Saved data entries:
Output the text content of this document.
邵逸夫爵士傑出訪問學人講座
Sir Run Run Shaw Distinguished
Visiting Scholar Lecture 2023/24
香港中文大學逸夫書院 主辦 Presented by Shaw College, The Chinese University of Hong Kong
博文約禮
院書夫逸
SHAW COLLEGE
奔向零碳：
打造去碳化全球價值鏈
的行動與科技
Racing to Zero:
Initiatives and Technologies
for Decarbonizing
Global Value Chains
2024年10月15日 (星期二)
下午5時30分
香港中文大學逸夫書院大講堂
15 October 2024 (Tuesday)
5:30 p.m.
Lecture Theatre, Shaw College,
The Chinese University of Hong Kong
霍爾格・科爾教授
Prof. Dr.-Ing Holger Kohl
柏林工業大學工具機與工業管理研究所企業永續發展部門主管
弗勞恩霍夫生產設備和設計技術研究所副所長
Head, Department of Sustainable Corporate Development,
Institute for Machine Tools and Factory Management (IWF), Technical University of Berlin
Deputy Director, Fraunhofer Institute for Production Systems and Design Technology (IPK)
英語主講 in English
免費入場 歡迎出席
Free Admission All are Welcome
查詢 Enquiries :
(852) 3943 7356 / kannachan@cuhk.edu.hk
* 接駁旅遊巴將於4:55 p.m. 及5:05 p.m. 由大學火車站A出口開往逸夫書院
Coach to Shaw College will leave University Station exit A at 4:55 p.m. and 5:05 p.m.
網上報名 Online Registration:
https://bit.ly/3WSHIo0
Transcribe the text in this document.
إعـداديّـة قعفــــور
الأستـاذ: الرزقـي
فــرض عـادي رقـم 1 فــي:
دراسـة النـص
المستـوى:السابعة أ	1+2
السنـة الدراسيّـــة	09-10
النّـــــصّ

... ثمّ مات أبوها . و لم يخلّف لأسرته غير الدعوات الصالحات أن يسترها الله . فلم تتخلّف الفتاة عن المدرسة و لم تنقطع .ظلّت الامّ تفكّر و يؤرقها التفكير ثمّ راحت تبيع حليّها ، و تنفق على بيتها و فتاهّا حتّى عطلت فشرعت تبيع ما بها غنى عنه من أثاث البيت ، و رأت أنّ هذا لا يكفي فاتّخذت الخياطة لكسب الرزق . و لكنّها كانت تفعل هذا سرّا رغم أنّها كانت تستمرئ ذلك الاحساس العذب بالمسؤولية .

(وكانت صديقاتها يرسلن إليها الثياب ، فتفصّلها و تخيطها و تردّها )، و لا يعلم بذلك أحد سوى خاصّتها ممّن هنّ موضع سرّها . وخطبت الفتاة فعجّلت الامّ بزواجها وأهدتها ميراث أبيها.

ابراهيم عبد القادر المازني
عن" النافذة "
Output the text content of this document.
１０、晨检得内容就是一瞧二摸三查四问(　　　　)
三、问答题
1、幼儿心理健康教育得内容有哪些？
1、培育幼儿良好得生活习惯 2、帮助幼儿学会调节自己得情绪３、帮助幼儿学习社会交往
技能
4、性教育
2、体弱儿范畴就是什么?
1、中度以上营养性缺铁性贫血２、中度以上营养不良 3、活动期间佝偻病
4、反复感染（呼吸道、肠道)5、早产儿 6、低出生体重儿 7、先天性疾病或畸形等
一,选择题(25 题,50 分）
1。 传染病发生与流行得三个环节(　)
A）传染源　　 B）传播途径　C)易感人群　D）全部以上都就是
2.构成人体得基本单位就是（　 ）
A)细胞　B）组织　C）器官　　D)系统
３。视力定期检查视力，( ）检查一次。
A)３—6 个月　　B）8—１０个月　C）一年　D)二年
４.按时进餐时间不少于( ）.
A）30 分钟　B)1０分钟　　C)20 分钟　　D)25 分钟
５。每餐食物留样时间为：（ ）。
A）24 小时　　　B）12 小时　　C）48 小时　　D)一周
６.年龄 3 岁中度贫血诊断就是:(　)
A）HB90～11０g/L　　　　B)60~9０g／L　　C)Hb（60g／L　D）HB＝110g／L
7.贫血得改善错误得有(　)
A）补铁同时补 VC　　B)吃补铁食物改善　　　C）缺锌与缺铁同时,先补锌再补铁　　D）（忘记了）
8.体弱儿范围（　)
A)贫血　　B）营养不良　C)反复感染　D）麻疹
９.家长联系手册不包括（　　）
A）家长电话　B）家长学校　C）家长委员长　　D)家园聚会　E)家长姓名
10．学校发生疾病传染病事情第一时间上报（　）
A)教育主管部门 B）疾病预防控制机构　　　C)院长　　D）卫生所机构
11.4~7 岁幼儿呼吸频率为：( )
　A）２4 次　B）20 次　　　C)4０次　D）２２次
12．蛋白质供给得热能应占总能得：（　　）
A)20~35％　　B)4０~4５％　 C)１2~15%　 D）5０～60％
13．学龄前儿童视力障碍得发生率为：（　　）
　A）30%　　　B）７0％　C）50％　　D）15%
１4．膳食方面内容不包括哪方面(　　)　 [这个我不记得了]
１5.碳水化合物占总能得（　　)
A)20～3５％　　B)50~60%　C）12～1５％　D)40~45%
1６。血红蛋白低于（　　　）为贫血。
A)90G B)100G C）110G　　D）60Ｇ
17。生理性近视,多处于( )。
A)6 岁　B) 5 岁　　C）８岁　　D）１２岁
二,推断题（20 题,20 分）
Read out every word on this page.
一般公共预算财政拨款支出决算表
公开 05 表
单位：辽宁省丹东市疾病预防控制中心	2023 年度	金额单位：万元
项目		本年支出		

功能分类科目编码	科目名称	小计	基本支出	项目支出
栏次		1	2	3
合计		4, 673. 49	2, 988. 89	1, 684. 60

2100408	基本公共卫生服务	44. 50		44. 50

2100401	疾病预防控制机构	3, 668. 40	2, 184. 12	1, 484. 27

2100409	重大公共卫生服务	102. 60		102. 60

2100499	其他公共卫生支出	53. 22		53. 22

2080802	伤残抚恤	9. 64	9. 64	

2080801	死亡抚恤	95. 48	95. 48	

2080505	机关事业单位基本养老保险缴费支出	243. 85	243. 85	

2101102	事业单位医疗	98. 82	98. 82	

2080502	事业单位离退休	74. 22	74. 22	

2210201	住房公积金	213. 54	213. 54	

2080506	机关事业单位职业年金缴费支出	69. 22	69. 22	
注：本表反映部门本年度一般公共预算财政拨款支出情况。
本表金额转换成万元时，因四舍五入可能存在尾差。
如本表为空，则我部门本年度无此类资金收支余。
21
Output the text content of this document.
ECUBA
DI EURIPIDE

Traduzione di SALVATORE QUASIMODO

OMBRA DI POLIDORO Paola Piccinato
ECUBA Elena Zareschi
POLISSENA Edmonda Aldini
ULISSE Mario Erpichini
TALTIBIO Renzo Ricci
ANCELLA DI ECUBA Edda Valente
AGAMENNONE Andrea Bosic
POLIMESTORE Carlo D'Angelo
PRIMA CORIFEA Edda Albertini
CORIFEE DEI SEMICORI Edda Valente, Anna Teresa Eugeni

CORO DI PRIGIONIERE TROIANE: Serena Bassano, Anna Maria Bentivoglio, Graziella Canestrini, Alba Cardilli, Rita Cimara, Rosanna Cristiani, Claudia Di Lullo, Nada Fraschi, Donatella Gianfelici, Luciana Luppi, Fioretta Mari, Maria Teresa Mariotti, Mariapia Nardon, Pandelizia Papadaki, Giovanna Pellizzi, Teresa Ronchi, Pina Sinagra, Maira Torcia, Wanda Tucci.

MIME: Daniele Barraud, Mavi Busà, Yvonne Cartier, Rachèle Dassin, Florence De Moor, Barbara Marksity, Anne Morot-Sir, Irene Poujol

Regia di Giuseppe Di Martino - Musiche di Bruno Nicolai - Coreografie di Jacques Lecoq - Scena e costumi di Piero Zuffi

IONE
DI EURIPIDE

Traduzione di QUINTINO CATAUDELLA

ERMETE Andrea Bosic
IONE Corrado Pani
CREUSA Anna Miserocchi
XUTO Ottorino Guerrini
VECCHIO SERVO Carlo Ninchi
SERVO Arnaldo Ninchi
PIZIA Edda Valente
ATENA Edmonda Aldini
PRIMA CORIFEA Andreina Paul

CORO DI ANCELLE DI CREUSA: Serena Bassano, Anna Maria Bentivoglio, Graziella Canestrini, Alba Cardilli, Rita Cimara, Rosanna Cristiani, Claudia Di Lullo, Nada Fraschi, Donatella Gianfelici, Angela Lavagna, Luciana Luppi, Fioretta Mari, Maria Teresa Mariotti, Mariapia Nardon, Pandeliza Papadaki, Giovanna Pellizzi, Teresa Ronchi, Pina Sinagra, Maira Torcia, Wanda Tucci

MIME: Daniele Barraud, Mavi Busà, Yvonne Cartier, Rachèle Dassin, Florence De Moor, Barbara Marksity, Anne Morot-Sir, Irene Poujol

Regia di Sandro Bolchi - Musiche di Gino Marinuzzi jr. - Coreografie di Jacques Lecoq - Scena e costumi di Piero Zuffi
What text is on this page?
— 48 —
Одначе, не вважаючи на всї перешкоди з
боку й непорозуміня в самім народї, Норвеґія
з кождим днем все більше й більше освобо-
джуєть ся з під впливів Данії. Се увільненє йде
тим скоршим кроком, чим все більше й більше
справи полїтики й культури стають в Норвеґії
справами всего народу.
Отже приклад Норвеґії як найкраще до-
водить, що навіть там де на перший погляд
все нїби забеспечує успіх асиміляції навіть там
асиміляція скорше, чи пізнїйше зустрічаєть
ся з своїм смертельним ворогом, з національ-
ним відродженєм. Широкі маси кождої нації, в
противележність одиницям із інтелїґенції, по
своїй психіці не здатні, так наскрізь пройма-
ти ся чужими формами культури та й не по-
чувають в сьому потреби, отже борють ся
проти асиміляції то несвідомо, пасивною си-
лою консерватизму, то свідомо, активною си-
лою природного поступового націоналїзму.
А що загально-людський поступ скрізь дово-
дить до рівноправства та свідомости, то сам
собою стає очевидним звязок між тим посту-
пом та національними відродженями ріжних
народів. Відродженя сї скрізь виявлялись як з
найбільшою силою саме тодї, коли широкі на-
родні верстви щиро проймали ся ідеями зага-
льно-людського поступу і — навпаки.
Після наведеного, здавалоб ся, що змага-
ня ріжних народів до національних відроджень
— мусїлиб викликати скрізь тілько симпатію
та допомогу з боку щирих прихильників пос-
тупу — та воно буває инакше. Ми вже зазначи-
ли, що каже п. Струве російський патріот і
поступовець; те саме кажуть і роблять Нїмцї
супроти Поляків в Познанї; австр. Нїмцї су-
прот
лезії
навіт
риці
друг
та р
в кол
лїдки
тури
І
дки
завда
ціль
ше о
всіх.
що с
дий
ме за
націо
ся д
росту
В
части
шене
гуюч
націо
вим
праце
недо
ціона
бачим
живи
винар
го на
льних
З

INSTRUCTION » Pick out each line in the material containing "Chinese".

EXERCISE RESPONSE »
香港中文大學逸夫書院 主辦 Presented by Shaw College, The Chinese University of Hong Kong
The Chinese University of Hong Kong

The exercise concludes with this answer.